• _ELENCO DEI COMPITI_:
- A) Rispondi per favore a queste domande sull'intervista:
(i) In quale università insegna Olivier Ertzscheid?
(ii) In quale ipermercato ha fatto la spesa il mese scorso?
(iii) Quale incarico ricopre Frédérique Vidal?
- B) Riscrivi la parte dell'intervista compresa tra "Intervista con Olivier" e "momento di crisi?", estremi inclusi, mettendo "Lione" al posto di "Nantes".

• _TESTO FORNITO_:
┄┄┄┄┄┄┄┄┄┄
Intervista I giovani europei e la pandemia | Il punto di vista dei docenti

Olivier Ertzscheid su studenti e Covid-19: “Quel che mi preoccupa di più è che perdano speranza e mollino gli studi”

Intervista con Olivier Ertzscheid, docente di scienze dell’informazione all’Università francese di Nantes. In Francia le scuole elementari e medie sono aperte, i licei hanno dimezzato il tempo in presenza ma restano comunque aperti, mentre le università sono chiuse. La crisi che stanno attraversando gli studenti universitari è ormai sotto gli occhi di tutti: perdita dei lavori alimentari, isolamento e difficoltà a seguire i corsi. Con l’aggravante della perdita di un periodo estremamente formativo, non solo sul piano scolastico, per questa generazione. Ertzscheid, a partire dalla sua esperienza, testimonia l’urgenza di aiutare gli studenti e dell'importanza, anche politica, di riaprire le università.

Pubblicato il 1 Aprile 2021 alle 15:00

Katja Petrovic: Quali sono i problemi più gravi affrontati dagli studenti in questo momento di crisi?

Olivier Ertzscheid:  C’è una vera emergenza, della quale ora tutti i media parlano, e questo è un bene. Ma questa crisi per gli studenti è iniziata ben prima... Non so se è possibile stabilire una gerarchia nella gravità dei problemi, ma i giovani hanno bisogno di trovare un senso al fatto di avere 18, 20, 25 anni. E affinché trovino quel senso, dobbiamo essere in grado di offrire loro un minimo di interazioni sociali di base. Non vogliono organizzare feste per 200 persone o andare in discoteca, ma poter stare insieme, avere del tempo per parlare in piccoli gruppi e conoscersi. Si trovano in difficoltà nel procurarsi del cibo. Penso che la priorità sia permettere loro di risocializzare.

Secondo lei si può parlare di una “generazione sacrificata”? 

Dall’inizio di questa crisi, il Presidente Macron e Frédérique Vidal, la Ministra francese dell’Insegnamento superiore, non hanno preso atto del disagio degli studenti e delle università; è stato fatto il contrario di quello che si sarebbe potuto fare. Per esempio, il mese scorso ho fatto la spesa in un ipermercato Leclerc, dove quasi dall’inizio della crisi sanitaria, c’è una tenda, dove ci si può fare un tampone. Perché non esiste una cosa del genere per le università? Se c’è un problema di gestione degli assembramenti, dateci gli strumenti, fate dei tamponi all’ingresso delle università!
┄┄┄┄┄┄┄┄┄┄
• _DATI MOSTRATI_:
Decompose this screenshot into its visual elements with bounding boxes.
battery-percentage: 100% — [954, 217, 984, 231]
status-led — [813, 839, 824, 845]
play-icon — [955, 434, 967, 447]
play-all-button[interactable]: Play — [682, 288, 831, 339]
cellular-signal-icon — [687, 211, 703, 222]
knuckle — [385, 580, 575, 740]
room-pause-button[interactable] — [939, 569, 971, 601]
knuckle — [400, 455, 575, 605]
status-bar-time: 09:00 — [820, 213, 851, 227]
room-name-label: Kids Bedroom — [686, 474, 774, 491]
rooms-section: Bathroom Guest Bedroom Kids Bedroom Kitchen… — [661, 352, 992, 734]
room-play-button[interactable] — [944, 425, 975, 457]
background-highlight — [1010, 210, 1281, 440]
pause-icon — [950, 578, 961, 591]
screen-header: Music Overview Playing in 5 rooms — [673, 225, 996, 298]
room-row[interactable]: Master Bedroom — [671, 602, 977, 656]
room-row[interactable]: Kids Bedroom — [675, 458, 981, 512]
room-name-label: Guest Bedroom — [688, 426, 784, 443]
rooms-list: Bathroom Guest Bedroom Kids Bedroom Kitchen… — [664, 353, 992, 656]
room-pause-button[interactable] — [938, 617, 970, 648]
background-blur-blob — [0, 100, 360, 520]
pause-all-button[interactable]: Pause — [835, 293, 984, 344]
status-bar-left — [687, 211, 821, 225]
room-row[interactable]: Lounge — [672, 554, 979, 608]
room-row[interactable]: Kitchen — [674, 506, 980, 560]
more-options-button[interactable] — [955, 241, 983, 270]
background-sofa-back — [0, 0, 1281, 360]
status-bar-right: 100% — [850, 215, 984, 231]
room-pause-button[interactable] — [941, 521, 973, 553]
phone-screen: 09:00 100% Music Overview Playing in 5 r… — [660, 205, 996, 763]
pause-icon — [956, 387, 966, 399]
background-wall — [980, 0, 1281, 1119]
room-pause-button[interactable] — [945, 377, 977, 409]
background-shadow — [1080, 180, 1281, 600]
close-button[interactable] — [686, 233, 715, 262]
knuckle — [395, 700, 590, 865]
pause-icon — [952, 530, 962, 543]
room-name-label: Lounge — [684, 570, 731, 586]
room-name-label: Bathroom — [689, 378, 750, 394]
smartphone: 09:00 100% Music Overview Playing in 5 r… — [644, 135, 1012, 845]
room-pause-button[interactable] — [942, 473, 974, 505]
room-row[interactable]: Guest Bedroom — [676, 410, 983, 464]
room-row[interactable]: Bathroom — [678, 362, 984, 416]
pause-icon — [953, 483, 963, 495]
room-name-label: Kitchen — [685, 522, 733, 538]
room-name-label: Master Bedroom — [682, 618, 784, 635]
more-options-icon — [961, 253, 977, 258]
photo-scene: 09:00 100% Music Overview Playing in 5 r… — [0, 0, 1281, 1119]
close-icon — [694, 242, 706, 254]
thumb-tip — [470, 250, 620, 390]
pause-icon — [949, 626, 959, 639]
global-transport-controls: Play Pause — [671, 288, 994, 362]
┄┄┄┄┄┄┄┄┄┄
• _SOLUZIONI DEI COMPITI_:
- A)
(i) All'Università di Nantes.
(ii) In un ipermercato Leclerc.
(iii) È la Ministra francese dell'Insegnamento superiore.

- B)
Intervista con Olivier Ertzscheid, docente di scienze dell’informazione all’Università francese di Lione. In Francia le scuole elementari e medie sono aperte, i licei hanno dimezzato il tempo in presenza ma restano comunque aperti, mentre le università sono chiuse. La crisi che stanno attraversando gli studenti universitari è ormai sotto gli occhi di tutti: perdita dei lavori alimentari, isolamento e difficoltà a seguire i corsi. Con l’aggravante della perdita di un periodo estremamente formativo, non solo sul piano scolastico, per questa generazione. Ertzscheid, a partire dalla sua esperienza, testimonia l’urgenza di aiutare gli studenti e dell'importanza, anche politica, di riaprire le università.

Pubblicato il 1 Aprile 2021 alle 15:00

Katja Petrovic: Quali sono i problemi più gravi affrontati dagli studenti in questo momento di crisi?